Copy the data word for word, keeping every line.

Data listing
[start]

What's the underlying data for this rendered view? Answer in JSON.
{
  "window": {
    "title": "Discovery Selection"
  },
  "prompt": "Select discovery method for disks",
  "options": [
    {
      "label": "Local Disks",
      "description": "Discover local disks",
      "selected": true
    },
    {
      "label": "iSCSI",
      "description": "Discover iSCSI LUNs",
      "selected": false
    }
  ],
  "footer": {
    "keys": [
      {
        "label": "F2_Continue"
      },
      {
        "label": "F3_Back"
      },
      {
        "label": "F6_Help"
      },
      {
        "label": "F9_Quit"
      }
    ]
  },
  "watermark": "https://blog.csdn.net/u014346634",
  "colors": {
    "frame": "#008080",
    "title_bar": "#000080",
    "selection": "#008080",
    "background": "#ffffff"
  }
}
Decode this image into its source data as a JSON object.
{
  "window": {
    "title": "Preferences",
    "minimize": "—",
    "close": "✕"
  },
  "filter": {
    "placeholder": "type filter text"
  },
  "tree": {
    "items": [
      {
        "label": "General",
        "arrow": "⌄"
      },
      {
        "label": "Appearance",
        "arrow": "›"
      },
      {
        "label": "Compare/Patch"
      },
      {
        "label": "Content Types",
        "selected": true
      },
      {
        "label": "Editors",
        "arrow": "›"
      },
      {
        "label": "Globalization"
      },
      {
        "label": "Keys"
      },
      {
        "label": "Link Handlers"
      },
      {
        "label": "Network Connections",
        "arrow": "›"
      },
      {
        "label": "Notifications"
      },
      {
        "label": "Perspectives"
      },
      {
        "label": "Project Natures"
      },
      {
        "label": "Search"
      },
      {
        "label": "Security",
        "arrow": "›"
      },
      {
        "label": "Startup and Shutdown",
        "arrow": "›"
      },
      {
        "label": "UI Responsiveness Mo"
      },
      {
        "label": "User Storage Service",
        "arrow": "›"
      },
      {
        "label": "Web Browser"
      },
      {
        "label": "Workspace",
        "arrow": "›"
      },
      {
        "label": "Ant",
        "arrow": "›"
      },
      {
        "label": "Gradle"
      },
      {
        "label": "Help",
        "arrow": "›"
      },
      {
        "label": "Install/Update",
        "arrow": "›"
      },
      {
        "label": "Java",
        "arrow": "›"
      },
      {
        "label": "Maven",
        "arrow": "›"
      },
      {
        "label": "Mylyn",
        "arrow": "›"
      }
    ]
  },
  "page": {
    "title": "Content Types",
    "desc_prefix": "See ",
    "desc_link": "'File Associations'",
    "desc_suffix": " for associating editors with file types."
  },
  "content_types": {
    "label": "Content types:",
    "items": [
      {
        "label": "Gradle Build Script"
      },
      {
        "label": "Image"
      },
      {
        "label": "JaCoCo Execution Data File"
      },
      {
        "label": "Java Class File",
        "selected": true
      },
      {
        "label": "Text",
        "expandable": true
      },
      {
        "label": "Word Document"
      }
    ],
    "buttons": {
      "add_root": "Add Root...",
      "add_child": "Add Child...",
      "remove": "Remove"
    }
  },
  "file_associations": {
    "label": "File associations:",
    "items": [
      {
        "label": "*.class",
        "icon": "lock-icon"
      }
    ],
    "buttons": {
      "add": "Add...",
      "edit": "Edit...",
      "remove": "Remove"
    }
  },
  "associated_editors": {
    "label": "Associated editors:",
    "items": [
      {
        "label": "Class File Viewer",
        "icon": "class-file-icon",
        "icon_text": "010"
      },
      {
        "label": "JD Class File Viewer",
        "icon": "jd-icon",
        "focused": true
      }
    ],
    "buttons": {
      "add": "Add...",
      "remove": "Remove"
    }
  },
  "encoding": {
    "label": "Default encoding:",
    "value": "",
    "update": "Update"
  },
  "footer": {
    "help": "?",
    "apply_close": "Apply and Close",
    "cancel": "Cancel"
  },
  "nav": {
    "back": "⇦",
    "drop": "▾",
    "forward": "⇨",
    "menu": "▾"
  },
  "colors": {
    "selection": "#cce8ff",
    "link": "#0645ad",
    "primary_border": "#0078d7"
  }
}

[end]

In response
What's the underlying data for this rendered view? Answer in JSON.
{
  "window": {
    "title": "Discovery Selection"
  },
  "prompt": "Select discovery method for disks",
  "options": [
    {
      "label": "Local Disks",
      "description": "Discover local disks",
      "selected": true
    },
    {
      "label": "iSCSI",
      "description": "Discover iSCSI LUNs",
      "selected": false
    }
  ],
  "footer": {
    "keys": [
      {
        "label": "F2_Continue"
      },
      {
        "label": "F3_Back"
      },
      {
        "label": "F6_Help"
      },
      {
        "label": "F9_Quit"
      }
    ]
  },
  "watermark": "https://blog.csdn.net/u014346634",
  "colors": {
    "frame": "#008080",
    "title_bar": "#000080",
    "selection": "#008080",
    "background": "#ffffff"
  }
}
Decode this image into its source data as a JSON object.
{
  "window": {
    "title": "Preferences",
    "minimize": "—",
    "close": "✕"
  },
  "filter": {
    "placeholder": "type filter text"
  },
  "tree": {
    "items": [
      {
        "label": "General",
        "arrow": "⌄"
      },
      {
        "label": "Appearance",
        "arrow": "›"
      },
      {
        "label": "Compare/Patch"
      },
      {
        "label": "Content Types",
        "selected": true
      },
      {
        "label": "Editors",
        "arrow": "›"
      },
      {
        "label": "Globalization"
      },
      {
        "label": "Keys"
      },
      {
        "label": "Link Handlers"
      },
      {
        "label": "Network Connections",
        "arrow": "›"
      },
      {
        "label": "Notifications"
      },
      {
        "label": "Perspectives"
      },
      {
        "label": "Project Natures"
      },
      {
        "label": "Search"
      },
      {
        "label": "Security",
        "arrow": "›"
      },
      {
        "label": "Startup and Shutdown",
        "arrow": "›"
      },
      {
        "label": "UI Responsiveness Mo"
      },
      {
        "label": "User Storage Service",
        "arrow": "›"
      },
      {
        "label": "Web Browser"
      },
      {
        "label": "Workspace",
        "arrow": "›"
      },
      {
        "label": "Ant",
        "arrow": "›"
      },
      {
        "label": "Gradle"
      },
      {
        "label": "Help",
        "arrow": "›"
      },
      {
        "label": "Install/Update",
        "arrow": "›"
      },
      {
        "label": "Java",
        "arrow": "›"
      },
      {
        "label": "Maven",
        "arrow": "›"
      },
      {
        "label": "Mylyn",
        "arrow": "›"
      }
    ]
  },
  "page": {
    "title": "Content Types",
    "desc_prefix": "See ",
    "desc_link": "'File Associations'",
    "desc_suffix": " for associating editors with file types."
  },
  "content_types": {
    "label": "Content types:",
    "items": [
      {
        "label": "Gradle Build Script"
      },
      {
        "label": "Image"
      },
      {
        "label": "JaCoCo Execution Data File"
      },
      {
        "label": "Java Class File",
        "selected": true
      },
      {
        "label": "Text",
        "expandable": true
      },
      {
        "label": "Word Document"
      }
    ],
    "buttons": {
      "add_root": "Add Root...",
      "add_child": "Add Child...",
      "remove": "Remove"
    }
  },
  "file_associations": {
    "label": "File associations:",
    "items": [
      {
        "label": "*.class",
        "icon": "lock-icon"
      }
    ],
    "buttons": {
      "add": "Add...",
      "edit": "Edit...",
      "remove": "Remove"
    }
  },
  "associated_editors": {
    "label": "Associated editors:",
    "items": [
      {
        "label": "Class File Viewer",
        "icon": "class-file-icon",
        "icon_text": "010"
      },
      {
        "label": "JD Class File Viewer",
        "icon": "jd-icon",
        "focused": true
      }
    ],
    "buttons": {
      "add": "Add...",
      "remove": "Remove"
    }
  },
  "encoding": {
    "label": "Default encoding:",
    "value": "",
    "update": "Update"
  },
  "footer": {
    "help": "?",
    "apply_close": "Apply and Close",
    "cancel": "Cancel"
  },
  "nav": {
    "back": "⇦",
    "drop": "▾",
    "forward": "⇨",
    "menu": "▾"
  },
  "colors": {
    "selection": "#cce8ff",
    "link": "#0645ad",
    "primary_border": "#0078d7"
  }
}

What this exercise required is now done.